### EXERCISE REQUIREMENTS
Gather up the lines that contain "Zylinderschraube".

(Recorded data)

#####

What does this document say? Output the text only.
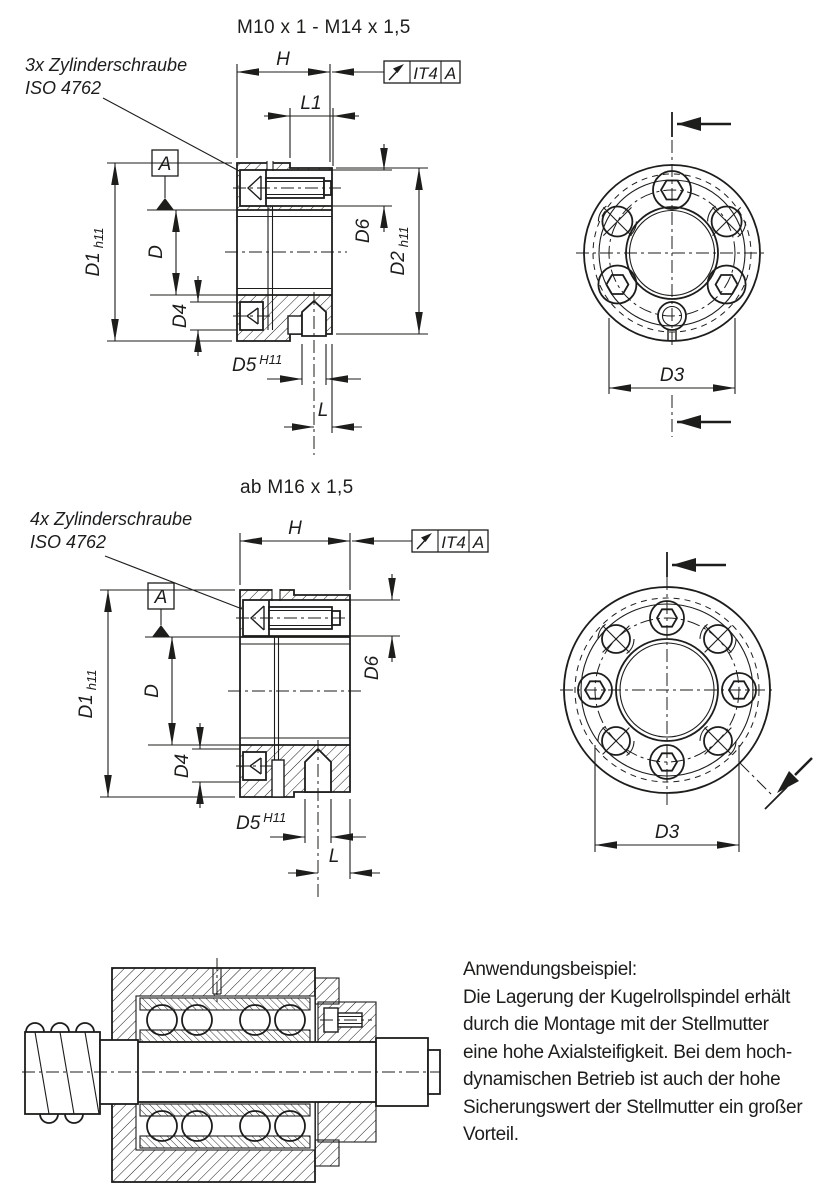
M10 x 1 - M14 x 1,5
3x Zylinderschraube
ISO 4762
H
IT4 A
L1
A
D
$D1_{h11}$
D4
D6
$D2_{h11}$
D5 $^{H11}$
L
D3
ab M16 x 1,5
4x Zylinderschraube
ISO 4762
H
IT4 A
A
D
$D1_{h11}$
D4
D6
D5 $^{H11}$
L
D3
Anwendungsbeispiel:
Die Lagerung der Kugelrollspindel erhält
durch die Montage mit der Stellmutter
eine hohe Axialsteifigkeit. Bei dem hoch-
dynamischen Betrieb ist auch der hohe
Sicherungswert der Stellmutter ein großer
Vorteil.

#####

### SOLUTION
3x Zylinderschraube
4x Zylinderschraube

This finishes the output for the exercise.